** Your goal **
Your task is to repeat all of the data exactly while excluding the pictures.

** Extracted records **
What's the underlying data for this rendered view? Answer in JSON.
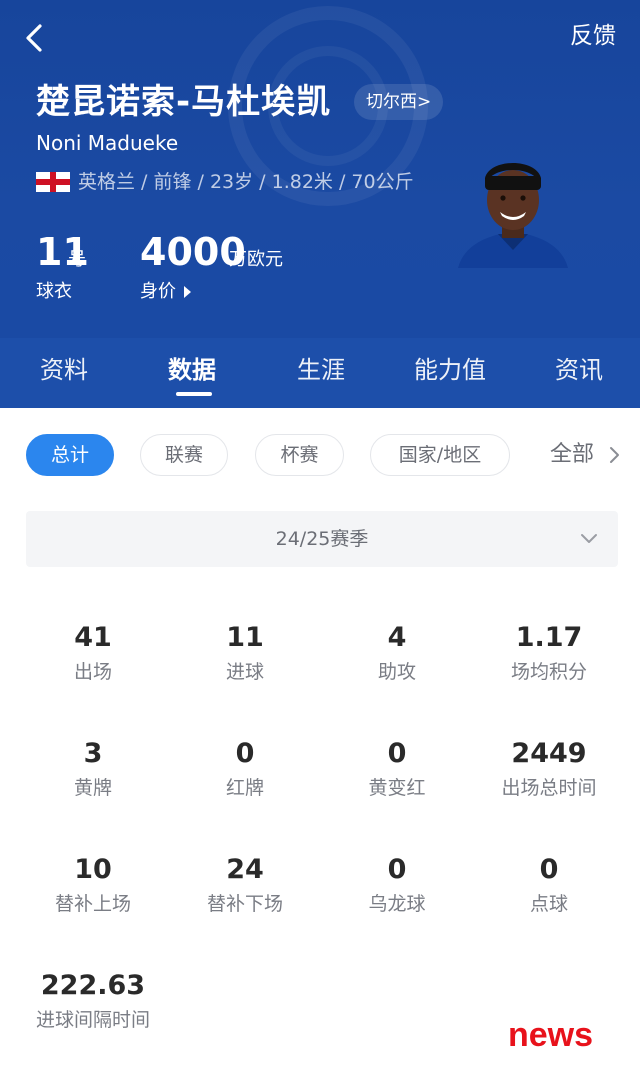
{
  "header": {
    "feedback_label": "反馈",
    "player_name_cn": "楚昆诺索-马杜埃凯",
    "club_link": "切尔西>",
    "player_name_en": "Noni Madueke",
    "info_line": "英格兰 / 前锋 / 23岁 / 1.82米 / 70公斤",
    "jersey_number": "11",
    "jersey_unit": "号",
    "jersey_label": "球衣",
    "market_value": "4000",
    "market_value_unit": "万欧元",
    "market_value_label": "身价",
    "colors": {
      "header_bg": "#1a4aa4",
      "tab_bg": "#1d4faa"
    }
  },
  "tabs": [
    {
      "label": "资料"
    },
    {
      "label": "数据",
      "active": true
    },
    {
      "label": "生涯"
    },
    {
      "label": "能力值"
    },
    {
      "label": "资讯"
    }
  ],
  "filters": {
    "chips": [
      {
        "label": "总计",
        "active": true
      },
      {
        "label": "联赛"
      },
      {
        "label": "杯赛"
      },
      {
        "label": "国家/地区"
      }
    ],
    "all_label": "全部",
    "accent": "#2b86ee"
  },
  "season": {
    "selected": "24/25赛季"
  },
  "stats": [
    {
      "value": "41",
      "label": "出场"
    },
    {
      "value": "11",
      "label": "进球"
    },
    {
      "value": "4",
      "label": "助攻"
    },
    {
      "value": "1.17",
      "label": "场均积分"
    },
    {
      "value": "3",
      "label": "黄牌"
    },
    {
      "value": "0",
      "label": "红牌"
    },
    {
      "value": "0",
      "label": "黄变红"
    },
    {
      "value": "2449",
      "label": "出场总时间"
    },
    {
      "value": "10",
      "label": "替补上场"
    },
    {
      "value": "24",
      "label": "替补下场"
    },
    {
      "value": "0",
      "label": "乌龙球"
    },
    {
      "value": "0",
      "label": "点球"
    },
    {
      "value": "222.63",
      "label": "进球间隔时间"
    }
  ],
  "watermark": "news"
}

** Task solution **
What's the underlying data for this rendered view? Answer in JSON.
{
  "header": {
    "feedback_label": "反馈",
    "player_name_cn": "楚昆诺索-马杜埃凯",
    "club_link": "切尔西>",
    "player_name_en": "Noni Madueke",
    "info_line": "英格兰 / 前锋 / 23岁 / 1.82米 / 70公斤",
    "jersey_number": "11",
    "jersey_unit": "号",
    "jersey_label": "球衣",
    "market_value": "4000",
    "market_value_unit": "万欧元",
    "market_value_label": "身价",
    "colors": {
      "header_bg": "#1a4aa4",
      "tab_bg": "#1d4faa"
    }
  },
  "tabs": [
    {
      "label": "资料"
    },
    {
      "label": "数据",
      "active": true
    },
    {
      "label": "生涯"
    },
    {
      "label": "能力值"
    },
    {
      "label": "资讯"
    }
  ],
  "filters": {
    "chips": [
      {
        "label": "总计",
        "active": true
      },
      {
        "label": "联赛"
      },
      {
        "label": "杯赛"
      },
      {
        "label": "国家/地区"
      }
    ],
    "all_label": "全部",
    "accent": "#2b86ee"
  },
  "season": {
    "selected": "24/25赛季"
  },
  "stats": [
    {
      "value": "41",
      "label": "出场"
    },
    {
      "value": "11",
      "label": "进球"
    },
    {
      "value": "4",
      "label": "助攻"
    },
    {
      "value": "1.17",
      "label": "场均积分"
    },
    {
      "value": "3",
      "label": "黄牌"
    },
    {
      "value": "0",
      "label": "红牌"
    },
    {
      "value": "0",
      "label": "黄变红"
    },
    {
      "value": "2449",
      "label": "出场总时间"
    },
    {
      "value": "10",
      "label": "替补上场"
    },
    {
      "value": "24",
      "label": "替补下场"
    },
    {
      "value": "0",
      "label": "乌龙球"
    },
    {
      "value": "0",
      "label": "点球"
    },
    {
      "value": "222.63",
      "label": "进球间隔时间"
    }
  ],
  "watermark": "news"
}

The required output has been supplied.